* BRIEF:
Format the lines below as a numbered list, leaving out any blank lines.

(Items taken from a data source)
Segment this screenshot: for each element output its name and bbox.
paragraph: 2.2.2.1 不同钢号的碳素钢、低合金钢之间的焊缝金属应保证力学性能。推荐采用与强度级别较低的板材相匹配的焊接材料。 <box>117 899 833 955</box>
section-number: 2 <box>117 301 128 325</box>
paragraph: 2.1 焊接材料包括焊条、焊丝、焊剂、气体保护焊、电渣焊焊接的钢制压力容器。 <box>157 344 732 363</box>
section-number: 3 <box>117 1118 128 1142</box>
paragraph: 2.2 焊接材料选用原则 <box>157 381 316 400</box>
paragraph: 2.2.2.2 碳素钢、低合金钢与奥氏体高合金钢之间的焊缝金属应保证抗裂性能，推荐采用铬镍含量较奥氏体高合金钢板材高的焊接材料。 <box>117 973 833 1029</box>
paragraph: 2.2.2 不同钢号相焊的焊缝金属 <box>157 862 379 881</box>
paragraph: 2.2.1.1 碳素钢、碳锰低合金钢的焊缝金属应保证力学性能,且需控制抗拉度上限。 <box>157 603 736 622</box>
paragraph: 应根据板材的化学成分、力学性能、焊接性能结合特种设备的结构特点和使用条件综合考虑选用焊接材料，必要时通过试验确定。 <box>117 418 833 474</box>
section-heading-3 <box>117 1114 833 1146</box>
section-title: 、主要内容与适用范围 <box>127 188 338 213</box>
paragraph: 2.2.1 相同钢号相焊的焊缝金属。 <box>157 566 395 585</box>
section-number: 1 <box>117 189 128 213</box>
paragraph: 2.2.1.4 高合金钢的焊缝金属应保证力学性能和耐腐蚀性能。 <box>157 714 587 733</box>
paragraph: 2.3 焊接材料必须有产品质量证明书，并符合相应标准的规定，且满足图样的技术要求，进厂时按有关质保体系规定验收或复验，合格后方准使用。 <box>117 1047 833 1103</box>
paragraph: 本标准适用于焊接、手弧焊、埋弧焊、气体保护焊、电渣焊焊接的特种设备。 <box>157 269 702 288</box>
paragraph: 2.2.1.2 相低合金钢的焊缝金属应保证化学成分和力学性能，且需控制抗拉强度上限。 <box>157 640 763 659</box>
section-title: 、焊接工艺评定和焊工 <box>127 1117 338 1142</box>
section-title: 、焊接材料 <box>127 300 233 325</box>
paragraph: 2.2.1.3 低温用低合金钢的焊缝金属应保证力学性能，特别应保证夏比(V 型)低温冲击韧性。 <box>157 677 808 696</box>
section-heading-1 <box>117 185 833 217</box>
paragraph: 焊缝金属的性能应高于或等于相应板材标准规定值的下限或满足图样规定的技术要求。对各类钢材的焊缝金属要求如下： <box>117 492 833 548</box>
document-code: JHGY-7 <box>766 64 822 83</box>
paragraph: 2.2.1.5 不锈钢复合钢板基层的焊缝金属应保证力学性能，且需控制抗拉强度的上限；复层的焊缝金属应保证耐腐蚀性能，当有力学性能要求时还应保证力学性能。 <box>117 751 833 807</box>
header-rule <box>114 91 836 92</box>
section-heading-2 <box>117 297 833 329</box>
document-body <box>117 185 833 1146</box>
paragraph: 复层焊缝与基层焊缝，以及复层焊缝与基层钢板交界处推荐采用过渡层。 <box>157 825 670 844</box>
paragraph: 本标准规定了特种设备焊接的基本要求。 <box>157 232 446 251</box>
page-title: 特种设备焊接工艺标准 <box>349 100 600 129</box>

* WRITTEN REPLY:
1. Segment this screenshot: for each element output its name and bbox.
2. paragraph: 2.2.2.1 不同钢号的碳素钢、低合金钢之间的焊缝金属应保证力学性能。推荐采用与强度级别较低的板材相匹配的焊接材料。 <box>117 899 833 955</box>
3. section-number: 2 <box>117 301 128 325</box>
4. paragraph: 2.1 焊接材料包括焊条、焊丝、焊剂、气体保护焊、电渣焊焊接的钢制压力容器。 <box>157 344 732 363</box>
5. section-number: 3 <box>117 1118 128 1142</box>
6. paragraph: 2.2 焊接材料选用原则 <box>157 381 316 400</box>
7. paragraph: 2.2.2.2 碳素钢、低合金钢与奥氏体高合金钢之间的焊缝金属应保证抗裂性能，推荐采用铬镍含量较奥氏体高合金钢板材高的焊接材料。 <box>117 973 833 1029</box>
8. paragraph: 2.2.2 不同钢号相焊的焊缝金属 <box>157 862 379 881</box>
9. paragraph: 2.2.1.1 碳素钢、碳锰低合金钢的焊缝金属应保证力学性能,且需控制抗拉度上限。 <box>157 603 736 622</box>
10. paragraph: 应根据板材的化学成分、力学性能、焊接性能结合特种设备的结构特点和使用条件综合考虑选用焊接材料，必要时通过试验确定。 <box>117 418 833 474</box>
11. section-heading-3 <box>117 1114 833 1146</box>
12. section-title: 、主要内容与适用范围 <box>127 188 338 213</box>
13. paragraph: 2.2.1 相同钢号相焊的焊缝金属。 <box>157 566 395 585</box>
14. section-number: 1 <box>117 189 128 213</box>
15. paragraph: 2.2.1.4 高合金钢的焊缝金属应保证力学性能和耐腐蚀性能。 <box>157 714 587 733</box>
16. paragraph: 2.3 焊接材料必须有产品质量证明书，并符合相应标准的规定，且满足图样的技术要求，进厂时按有关质保体系规定验收或复验，合格后方准使用。 <box>117 1047 833 1103</box>
17. paragraph: 本标准适用于焊接、手弧焊、埋弧焊、气体保护焊、电渣焊焊接的特种设备。 <box>157 269 702 288</box>
18. paragraph: 2.2.1.2 相低合金钢的焊缝金属应保证化学成分和力学性能，且需控制抗拉强度上限。 <box>157 640 763 659</box>
19. section-title: 、焊接工艺评定和焊工 <box>127 1117 338 1142</box>
20. section-title: 、焊接材料 <box>127 300 233 325</box>
21. paragraph: 2.2.1.3 低温用低合金钢的焊缝金属应保证力学性能，特别应保证夏比(V 型)低温冲击韧性。 <box>157 677 808 696</box>
22. section-heading-1 <box>117 185 833 217</box>
23. paragraph: 焊缝金属的性能应高于或等于相应板材标准规定值的下限或满足图样规定的技术要求。对各类钢材的焊缝金属要求如下： <box>117 492 833 548</box>
24. document-code: JHGY-7 <box>766 64 822 83</box>
25. paragraph: 2.2.1.5 不锈钢复合钢板基层的焊缝金属应保证力学性能，且需控制抗拉强度的上限；复层的焊缝金属应保证耐腐蚀性能，当有力学性能要求时还应保证力学性能。 <box>117 751 833 807</box>
26. header-rule <box>114 91 836 92</box>
27. section-heading-2 <box>117 297 833 329</box>
28. document-body <box>117 185 833 1146</box>
29. paragraph: 复层焊缝与基层焊缝，以及复层焊缝与基层钢板交界处推荐采用过渡层。 <box>157 825 670 844</box>
30. paragraph: 本标准规定了特种设备焊接的基本要求。 <box>157 232 446 251</box>
31. page-title: 特种设备焊接工艺标准 <box>349 100 600 129</box>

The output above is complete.